(Structured figure records)
┄┄┄┄┄┄┄┄┄┄┄┄┄┄┄┄┄┄┄┄

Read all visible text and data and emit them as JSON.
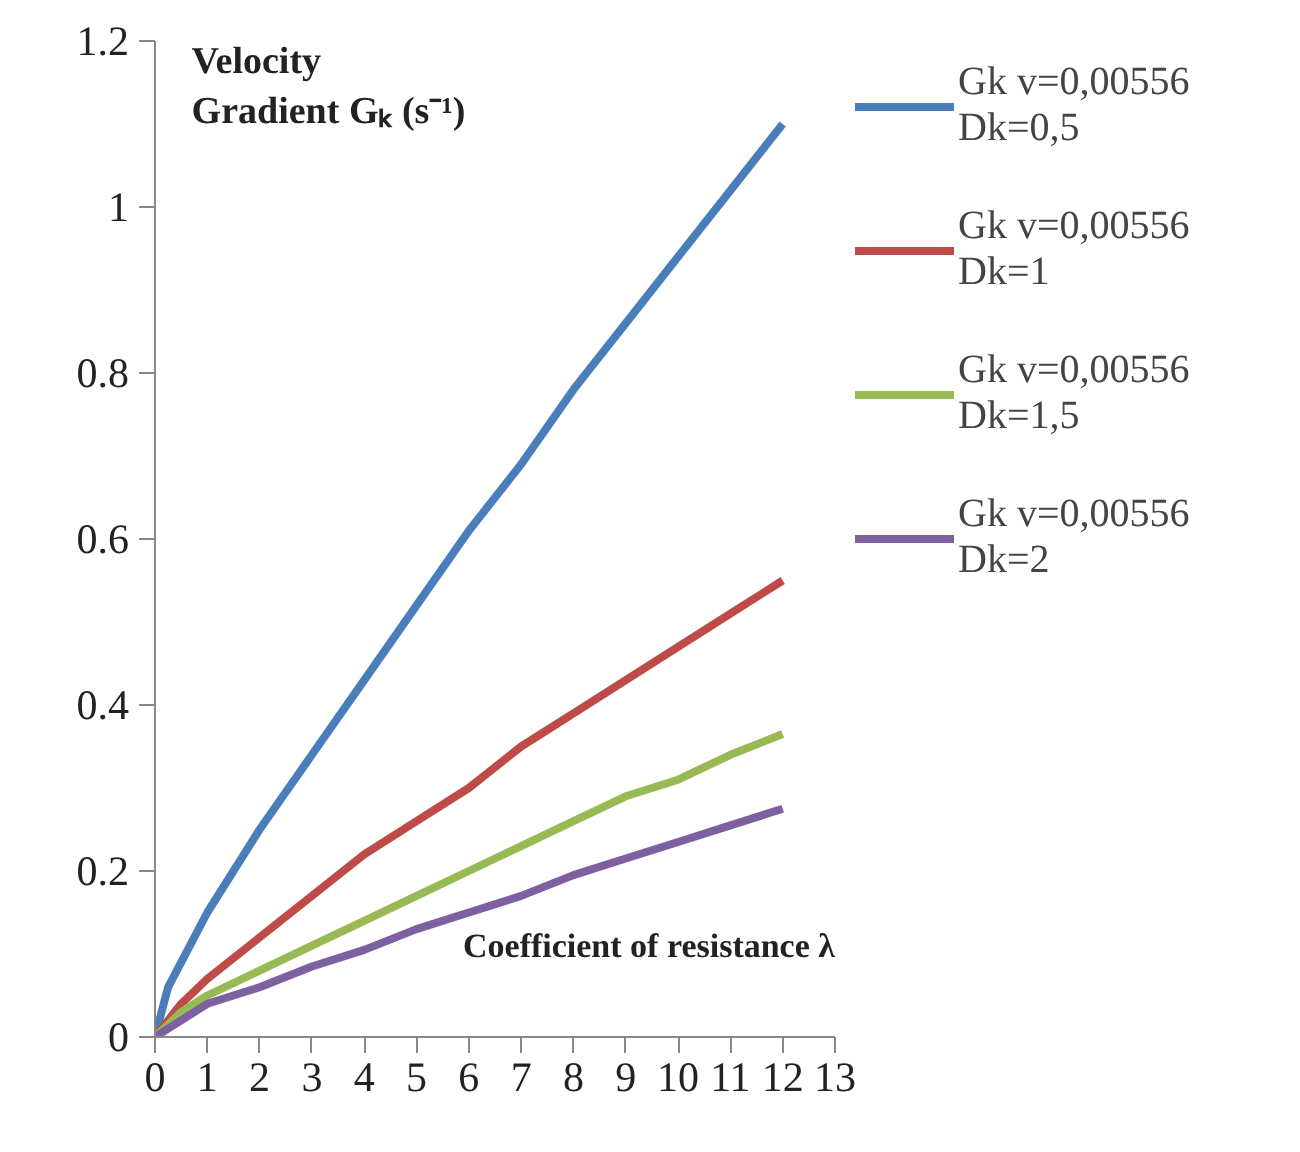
{
  "chart_data": {
    "type": "line",
    "xlabel": "Coefficient of resistance λ",
    "ylabel": "Velocity Gradient Gₖ (s⁻¹)",
    "x": [
      0,
      0.25,
      0.5,
      1,
      2,
      3,
      4,
      5,
      6,
      7,
      8,
      9,
      10,
      11,
      12
    ],
    "series": [
      {
        "name": "Gk v=0,00556 Dk=0,5",
        "color": "#4a7ebb",
        "values": [
          0,
          0.06,
          0.09,
          0.15,
          0.25,
          0.34,
          0.43,
          0.52,
          0.61,
          0.69,
          0.78,
          0.86,
          0.94,
          1.02,
          1.1
        ]
      },
      {
        "name": "Gk v=0,00556 Dk=1",
        "color": "#be4b48",
        "values": [
          0,
          0.02,
          0.04,
          0.07,
          0.12,
          0.17,
          0.22,
          0.26,
          0.3,
          0.35,
          0.39,
          0.43,
          0.47,
          0.51,
          0.55
        ]
      },
      {
        "name": "Gk v=0,00556 Dk=1,5",
        "color": "#98b954",
        "values": [
          0,
          0.015,
          0.03,
          0.05,
          0.08,
          0.11,
          0.14,
          0.17,
          0.2,
          0.23,
          0.26,
          0.29,
          0.31,
          0.34,
          0.365
        ]
      },
      {
        "name": "Gk v=0,00556 Dk=2",
        "color": "#7d60a0",
        "values": [
          0,
          0.01,
          0.02,
          0.04,
          0.06,
          0.085,
          0.105,
          0.13,
          0.15,
          0.17,
          0.195,
          0.215,
          0.235,
          0.255,
          0.275
        ]
      }
    ],
    "xlim": [
      0,
      13
    ],
    "xticks": [
      0,
      1,
      2,
      3,
      4,
      5,
      6,
      7,
      8,
      9,
      10,
      11,
      12,
      13
    ],
    "ylim": [
      0,
      1.2
    ],
    "yticks": [
      0,
      0.2,
      0.4,
      0.6,
      0.8,
      1,
      1.2
    ],
    "grid": false,
    "legend": "right",
    "marker": "none",
    "line_style": "solid"
  }
}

┄┄┄┄┄┄┄┄┄┄┄┄┄┄┄┄┄┄┄┄

> What the exercise asks:
Identify each line in the records above that contains the word "color", and copy it out in full.

> Full response:
        "color": "#4a7ebb",
        "color": "#be4b48",
        "color": "#98b954",
        "color": "#7d60a0",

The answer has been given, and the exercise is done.